Records excerpted from a collection
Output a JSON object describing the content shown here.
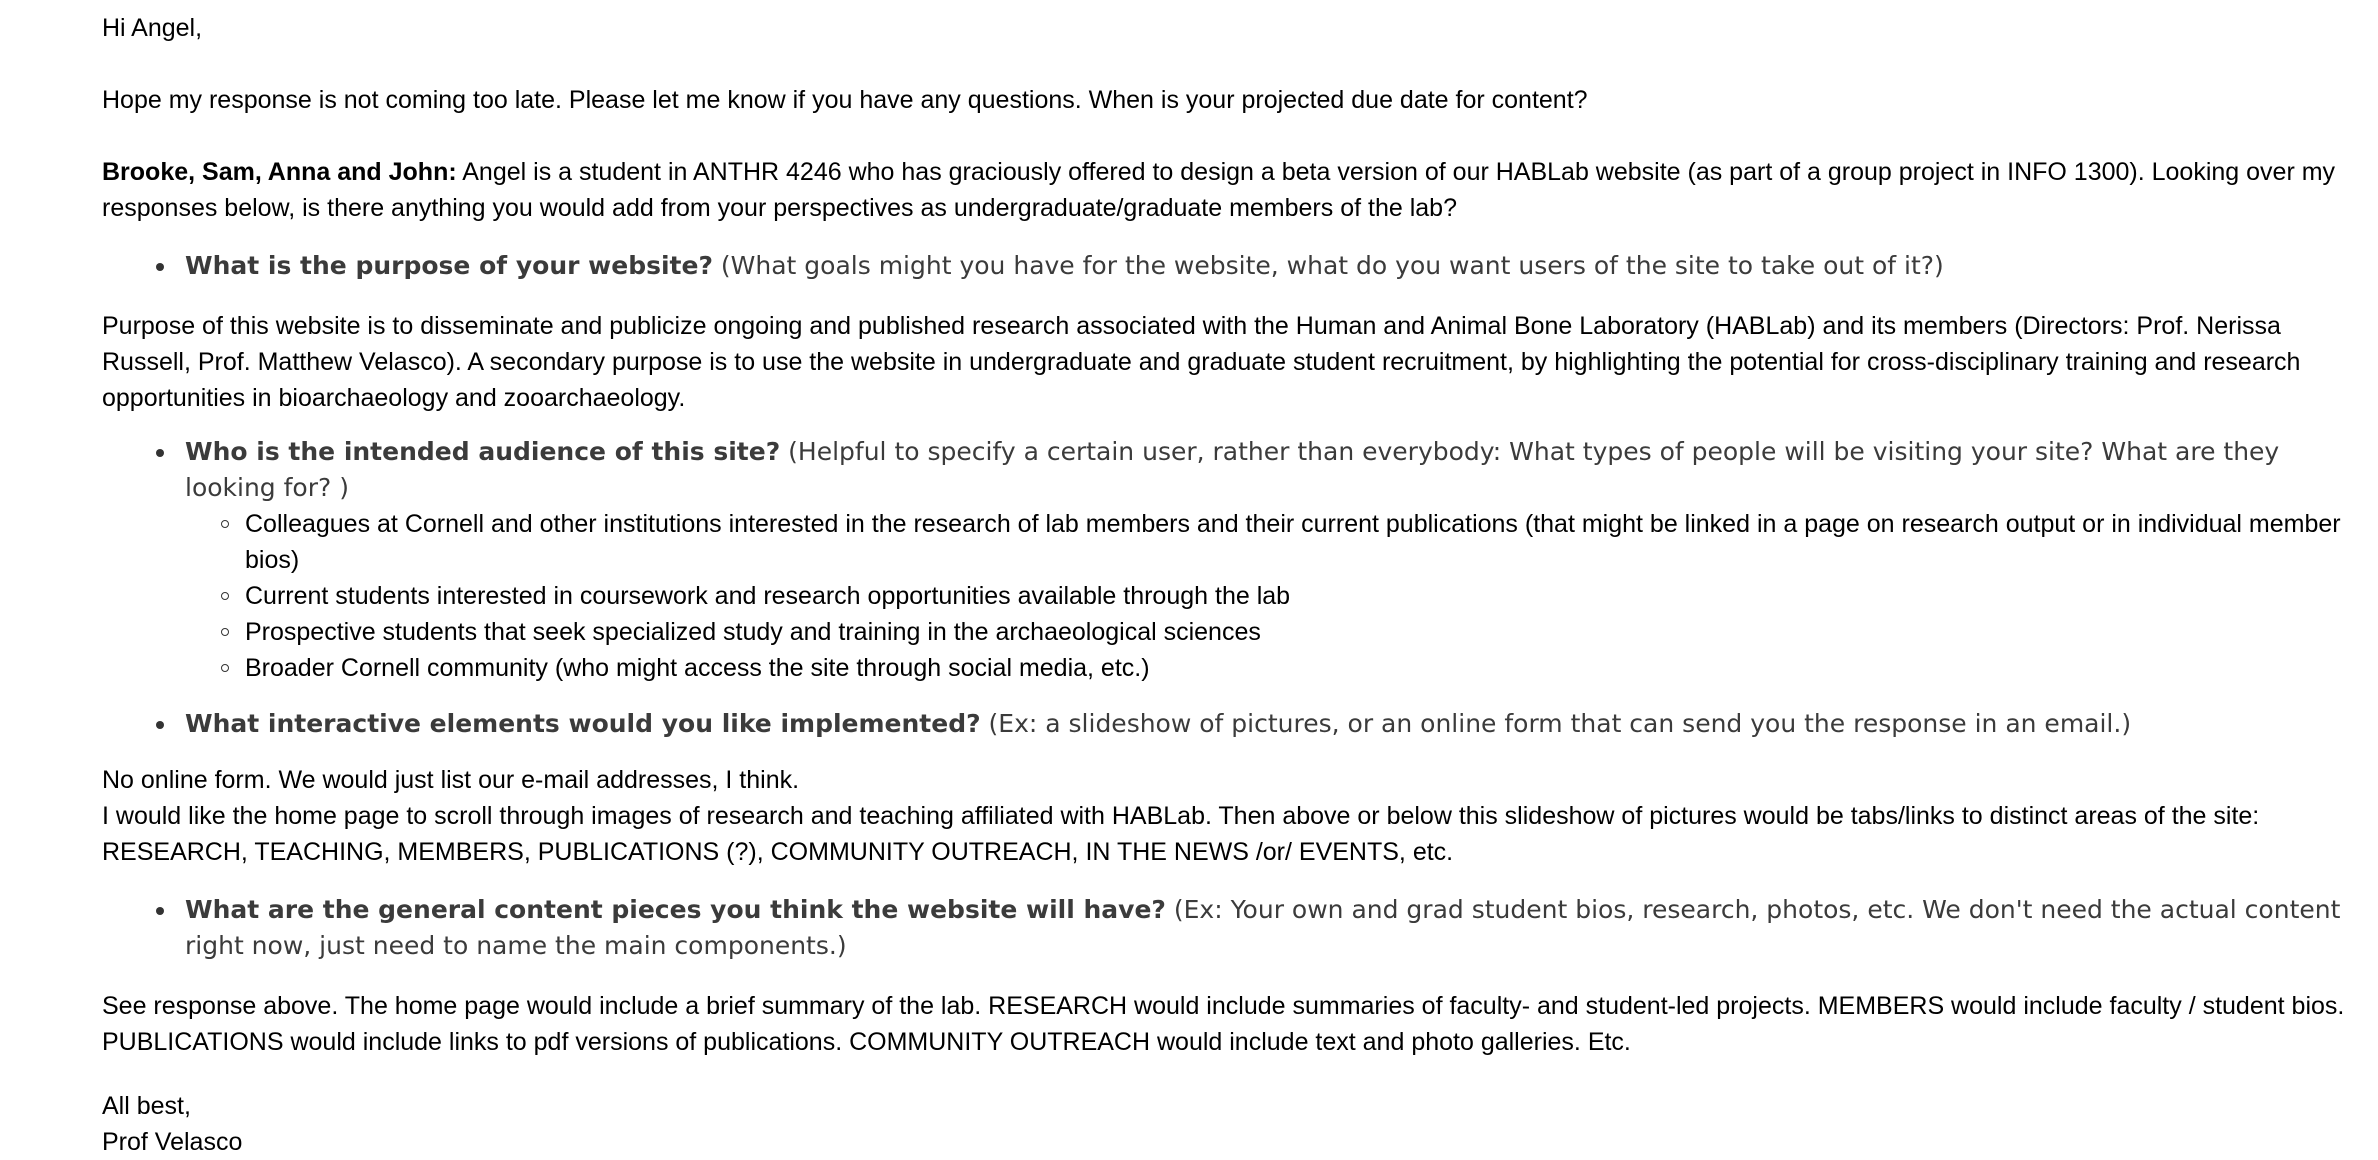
{
  "email": {
    "greeting": "Hi Angel,",
    "intro": "Hope my response is not coming too late. Please let me know if you have any questions. When is your projected due date for content?",
    "addressees": "Brooke, Sam, Anna and John:",
    "addressees_body": " Angel is a student in ANTHR 4246 who has graciously offered to design a beta version of our HABLab website (as part of a group project in INFO 1300). Looking over my responses below, is there anything you would add from your perspectives as undergraduate/graduate members of the lab?",
    "q1": {
      "question": "What is the purpose of your website?",
      "hint": " (What goals might you have for the website, what do you want users of the site to take out of it?)"
    },
    "a1": "Purpose of this website is to disseminate and publicize ongoing and published research associated with the Human and Animal Bone Laboratory (HABLab) and its members (Directors: Prof. Nerissa Russell, Prof. Matthew Velasco). A secondary purpose is to use the website in undergraduate and graduate student recruitment, by highlighting the potential for cross-disciplinary training and research opportunities in bioarchaeology and zooarchaeology.",
    "q2": {
      "question": "Who is the intended audience of this site?",
      "hint": " (Helpful to specify a certain user, rather than everybody: What types of people will be visiting your site? What are they looking for? )",
      "audiences": [
        "Colleagues at Cornell and other institutions interested in the research of lab members and their current publications (that might be linked in a page on research output or in individual member bios)",
        "Current students interested in coursework and research opportunities available through the lab",
        "Prospective students that seek specialized study and training in the archaeological sciences",
        "Broader Cornell community (who might access the site through social media, etc.)"
      ]
    },
    "q3": {
      "question": "What interactive elements would you like implemented?",
      "hint": " (Ex: a slideshow of pictures, or an online form that can send you the response in an email.)"
    },
    "a3_line1": "No online form. We would just list our e-mail addresses, I think.",
    "a3_line2": "I would like the home page to scroll through images of research and teaching affiliated with HABLab. Then above or below this slideshow of pictures would be tabs/links to distinct areas of the site: RESEARCH, TEACHING, MEMBERS, PUBLICATIONS (?), COMMUNITY OUTREACH, IN THE NEWS /or/ EVENTS, etc.",
    "q4": {
      "question": "What are the general content pieces you think the website will have?",
      "hint": " (Ex: Your own and grad student bios, research, photos, etc. We don't need the actual content right now, just need to name the main components.)"
    },
    "a4": "See response above. The home page would include a brief summary of the lab. RESEARCH would include summaries of faculty- and student-led projects. MEMBERS would include faculty / student bios. PUBLICATIONS would include links to pdf versions of publications. COMMUNITY OUTREACH would include text and photo galleries. Etc.",
    "signoff": "All best,",
    "signature": "Prof Velasco"
  }
}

_What you should do_
Locate each line with the word "undergraduate" and copy it.

_Response to the task_
    "addressees_body": " Angel is a student in ANTHR 4246 who has graciously offered to design a beta version of our HABLab website (as part of a group project in INFO 1300). Looking over my responses below, is there anything you would add from your perspectives as undergraduate/graduate members of the lab?",
    "a1": "Purpose of this website is to disseminate and publicize ongoing and published research associated with the Human and Animal Bone Laboratory (HABLab) and its members (Directors: Prof. Nerissa Russell, Prof. Matthew Velasco). A secondary purpose is to use the website in undergraduate and graduate student recruitment, by highlighting the potential for cross-disciplinary training and research opportunities in bioarchaeology and zooarchaeology.",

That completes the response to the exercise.